-- WRITTEN TASK --
Restate the data below word for word. Skip any images it contains.

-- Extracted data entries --
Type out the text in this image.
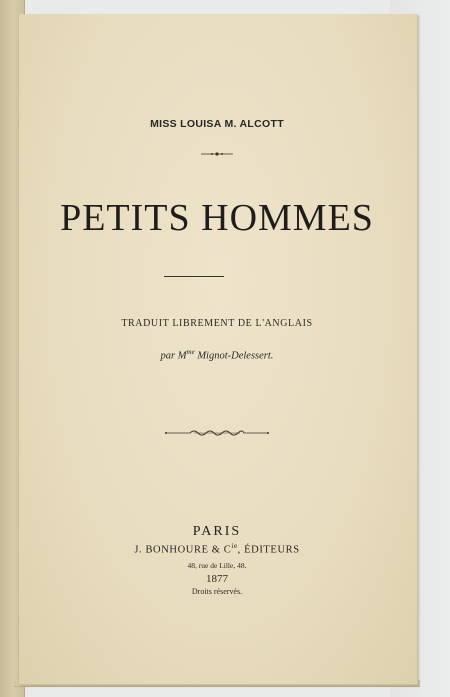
MISS LOUISA M. ALCOTT
PETITS HOMMES
TRADUIT LIBREMENT DE L'ANGLAIS
par $M^{me}$ Mignot-Delessert.
PARIS
J. BONHOURE & $C^{ie}$, ÉDITEURS
48, rue de Lille, 48.
1877
Droits réservés.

-- ANSWER TO THE TASK --
Type out the text in this image.
MISS LOUISA M. ALCOTT
PETITS HOMMES
TRADUIT LIBREMENT DE L'ANGLAIS
par $M^{me}$ Mignot-Delessert.
PARIS
J. BONHOURE & $C^{ie}$, ÉDITEURS
48, rue de Lille, 48.
1877
Droits réservés.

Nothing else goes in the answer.